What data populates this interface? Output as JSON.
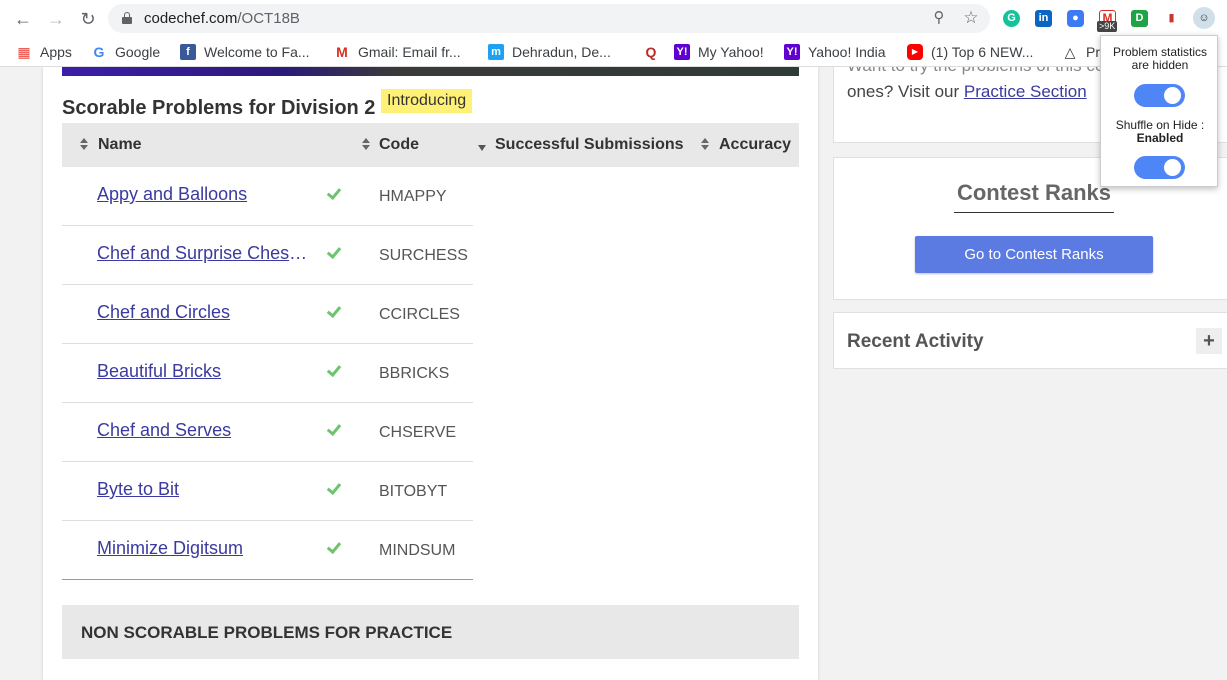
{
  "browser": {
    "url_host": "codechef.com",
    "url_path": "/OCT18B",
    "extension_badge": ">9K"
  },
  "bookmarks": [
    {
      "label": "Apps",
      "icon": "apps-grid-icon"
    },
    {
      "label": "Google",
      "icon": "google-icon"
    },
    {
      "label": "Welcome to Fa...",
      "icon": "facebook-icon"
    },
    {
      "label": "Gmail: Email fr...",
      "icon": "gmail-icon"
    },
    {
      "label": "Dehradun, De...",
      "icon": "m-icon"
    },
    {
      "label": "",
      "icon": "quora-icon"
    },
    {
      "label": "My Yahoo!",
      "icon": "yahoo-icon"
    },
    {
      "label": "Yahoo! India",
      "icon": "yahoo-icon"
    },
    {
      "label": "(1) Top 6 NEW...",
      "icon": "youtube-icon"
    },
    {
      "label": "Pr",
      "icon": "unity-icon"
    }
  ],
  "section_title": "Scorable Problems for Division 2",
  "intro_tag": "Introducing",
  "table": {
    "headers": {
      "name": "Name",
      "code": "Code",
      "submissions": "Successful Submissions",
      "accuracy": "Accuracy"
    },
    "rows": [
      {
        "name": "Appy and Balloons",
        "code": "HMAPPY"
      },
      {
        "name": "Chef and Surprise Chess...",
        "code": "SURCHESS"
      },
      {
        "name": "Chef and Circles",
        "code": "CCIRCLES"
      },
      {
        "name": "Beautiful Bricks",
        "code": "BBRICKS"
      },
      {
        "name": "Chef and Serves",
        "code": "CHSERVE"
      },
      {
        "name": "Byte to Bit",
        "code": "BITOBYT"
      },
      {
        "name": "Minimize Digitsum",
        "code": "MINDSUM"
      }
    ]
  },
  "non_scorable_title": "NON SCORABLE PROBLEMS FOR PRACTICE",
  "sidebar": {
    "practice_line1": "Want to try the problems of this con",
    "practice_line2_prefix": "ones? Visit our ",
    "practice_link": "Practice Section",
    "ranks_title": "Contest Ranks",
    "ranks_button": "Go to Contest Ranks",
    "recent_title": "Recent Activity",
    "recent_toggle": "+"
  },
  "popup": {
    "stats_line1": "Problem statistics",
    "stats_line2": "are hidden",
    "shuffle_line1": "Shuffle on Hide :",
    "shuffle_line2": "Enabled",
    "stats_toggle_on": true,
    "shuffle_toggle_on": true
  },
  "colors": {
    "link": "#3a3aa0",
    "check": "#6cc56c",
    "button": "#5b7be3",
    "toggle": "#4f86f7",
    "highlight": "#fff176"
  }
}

----------

## The problem
Lines holding the word "label" should be counted across the entries; state only how many there are.

## Response to the task
10